§ Prompt: Identify every line containing the word "this" and reproduce each one.

§ Dataset items:
-- BEGIN --
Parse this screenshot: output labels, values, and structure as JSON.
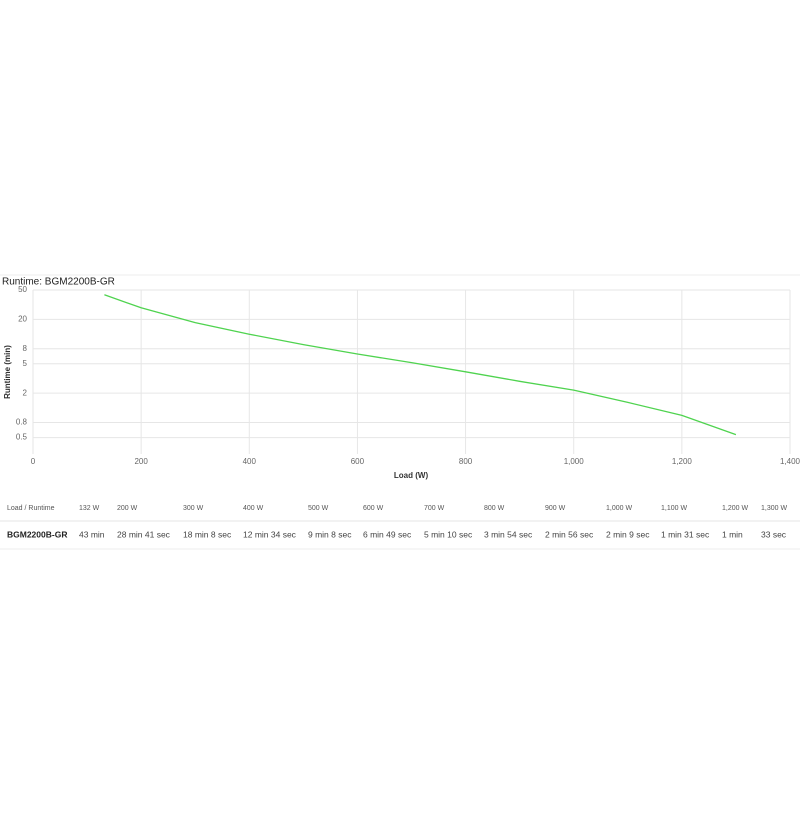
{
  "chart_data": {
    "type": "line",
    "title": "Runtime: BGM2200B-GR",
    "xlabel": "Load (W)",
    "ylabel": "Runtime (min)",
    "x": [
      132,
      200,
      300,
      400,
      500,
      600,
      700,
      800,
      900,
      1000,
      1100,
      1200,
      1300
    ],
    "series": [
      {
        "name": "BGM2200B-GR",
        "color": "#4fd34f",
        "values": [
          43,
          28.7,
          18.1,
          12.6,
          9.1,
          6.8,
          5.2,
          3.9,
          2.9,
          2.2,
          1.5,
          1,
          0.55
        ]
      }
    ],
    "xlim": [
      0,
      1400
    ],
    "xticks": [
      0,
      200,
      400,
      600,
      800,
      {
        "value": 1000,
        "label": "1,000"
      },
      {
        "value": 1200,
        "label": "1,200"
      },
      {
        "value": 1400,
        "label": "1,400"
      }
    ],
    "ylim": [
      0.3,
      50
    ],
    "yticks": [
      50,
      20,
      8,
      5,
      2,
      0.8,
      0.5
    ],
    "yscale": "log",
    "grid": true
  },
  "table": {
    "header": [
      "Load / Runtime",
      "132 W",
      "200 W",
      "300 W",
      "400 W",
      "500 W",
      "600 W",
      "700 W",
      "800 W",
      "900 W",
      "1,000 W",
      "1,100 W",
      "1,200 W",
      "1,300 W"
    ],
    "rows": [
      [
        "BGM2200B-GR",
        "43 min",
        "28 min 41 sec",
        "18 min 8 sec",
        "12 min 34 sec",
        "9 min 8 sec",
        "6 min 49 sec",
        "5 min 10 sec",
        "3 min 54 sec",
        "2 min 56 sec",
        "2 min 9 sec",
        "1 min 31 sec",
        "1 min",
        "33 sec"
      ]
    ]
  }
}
-- END --
-- BEGIN --
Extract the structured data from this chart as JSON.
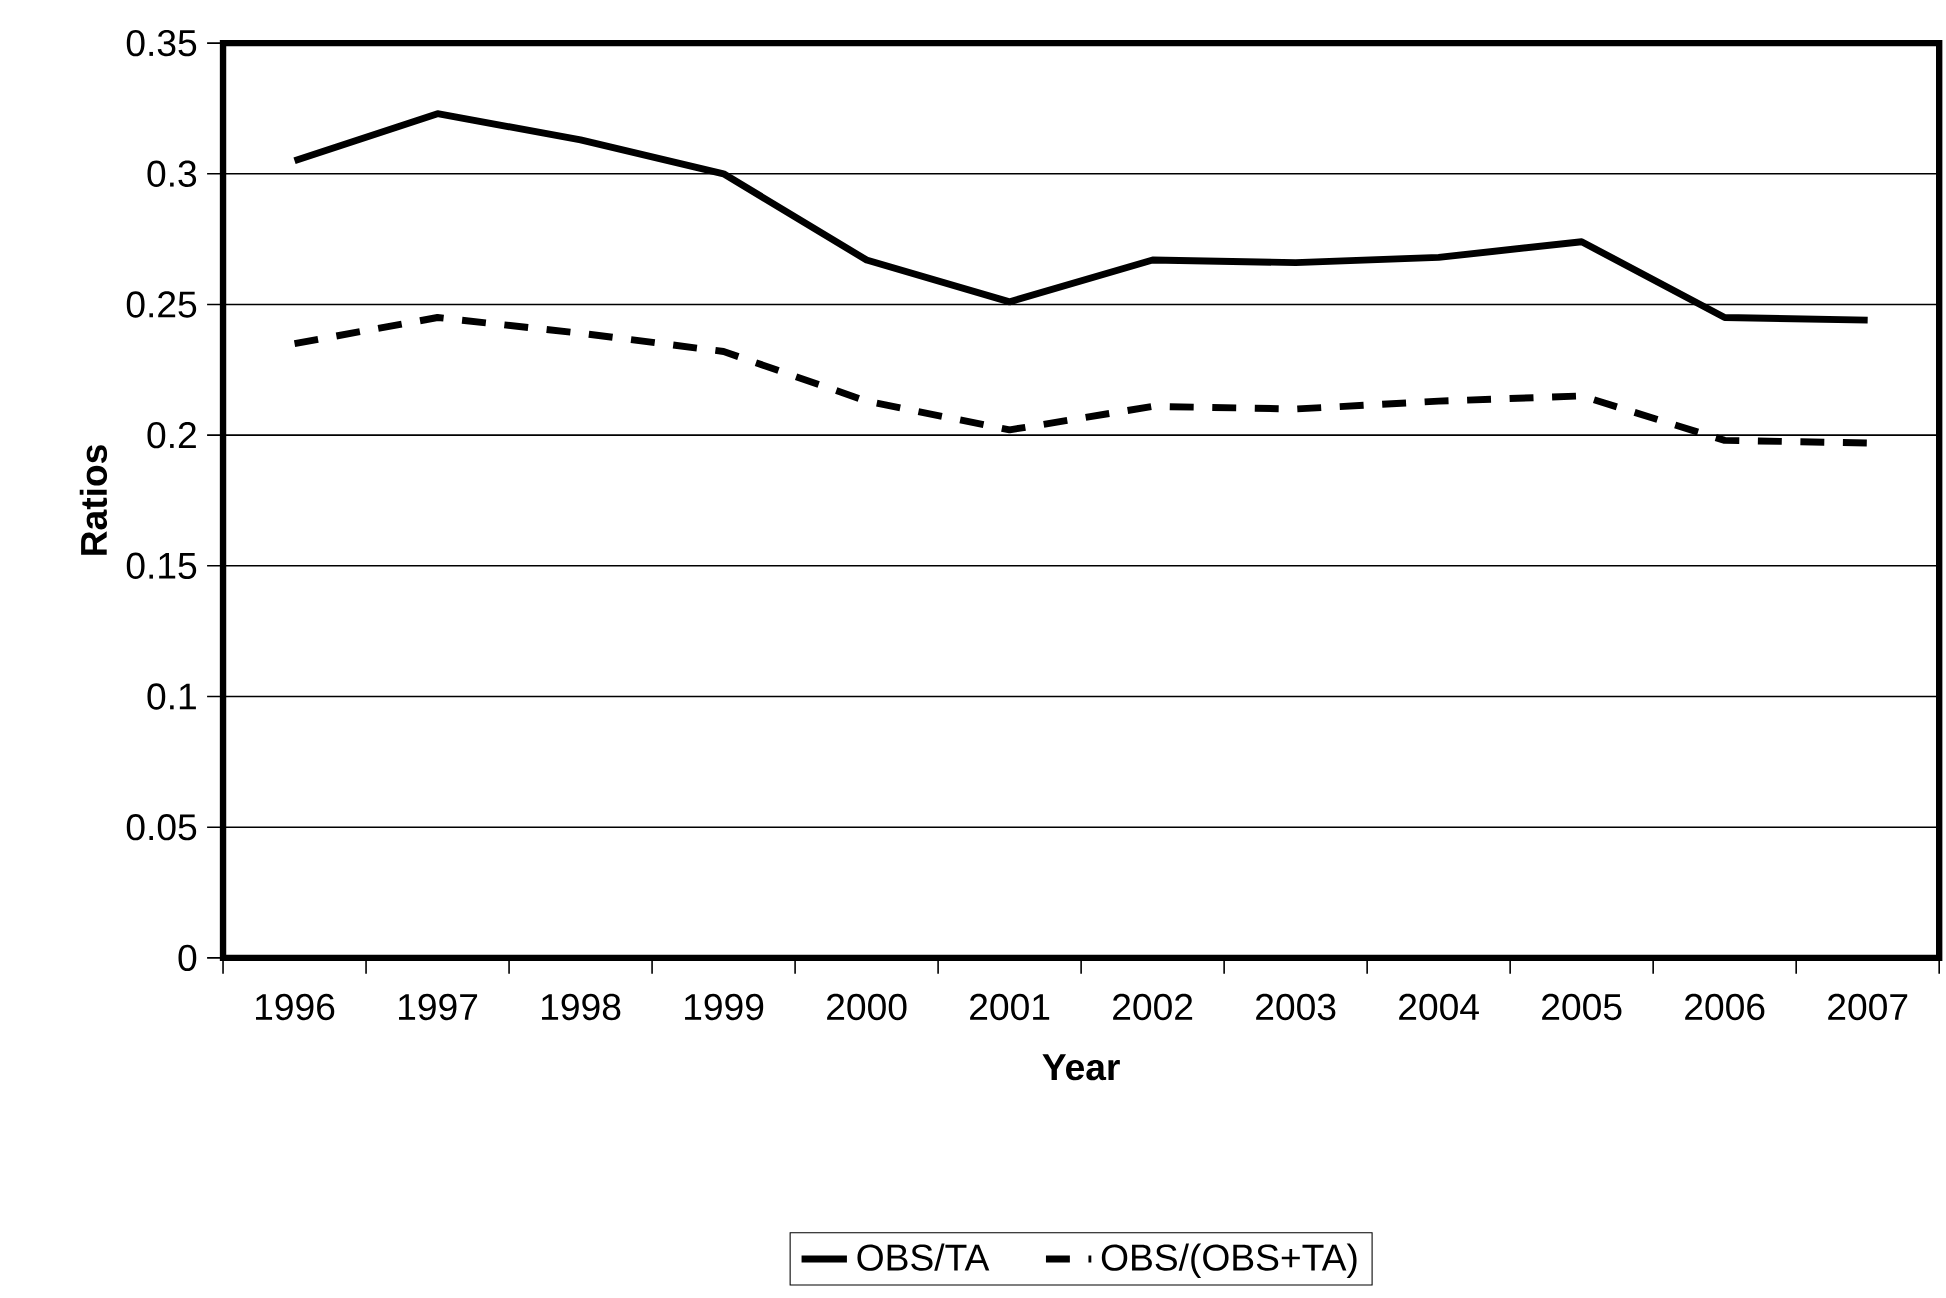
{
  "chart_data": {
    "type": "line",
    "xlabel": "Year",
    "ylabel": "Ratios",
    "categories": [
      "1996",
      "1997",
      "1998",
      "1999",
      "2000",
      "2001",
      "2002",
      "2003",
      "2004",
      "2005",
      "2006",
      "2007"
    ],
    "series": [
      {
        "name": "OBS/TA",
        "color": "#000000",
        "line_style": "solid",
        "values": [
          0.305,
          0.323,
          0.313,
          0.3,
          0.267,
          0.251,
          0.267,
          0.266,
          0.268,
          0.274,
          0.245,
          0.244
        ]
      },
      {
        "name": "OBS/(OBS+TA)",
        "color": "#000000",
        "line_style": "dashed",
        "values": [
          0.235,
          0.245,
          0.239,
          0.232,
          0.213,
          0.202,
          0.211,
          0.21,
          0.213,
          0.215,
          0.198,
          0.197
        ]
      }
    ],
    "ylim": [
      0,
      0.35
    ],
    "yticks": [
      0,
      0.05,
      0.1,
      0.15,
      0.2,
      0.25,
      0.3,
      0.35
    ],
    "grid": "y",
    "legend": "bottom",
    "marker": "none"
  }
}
-- END --
§ Answer to the task:
Parse this screenshot: output labels, values, and structure as JSON.
Extract the structured data from this chart as JSON.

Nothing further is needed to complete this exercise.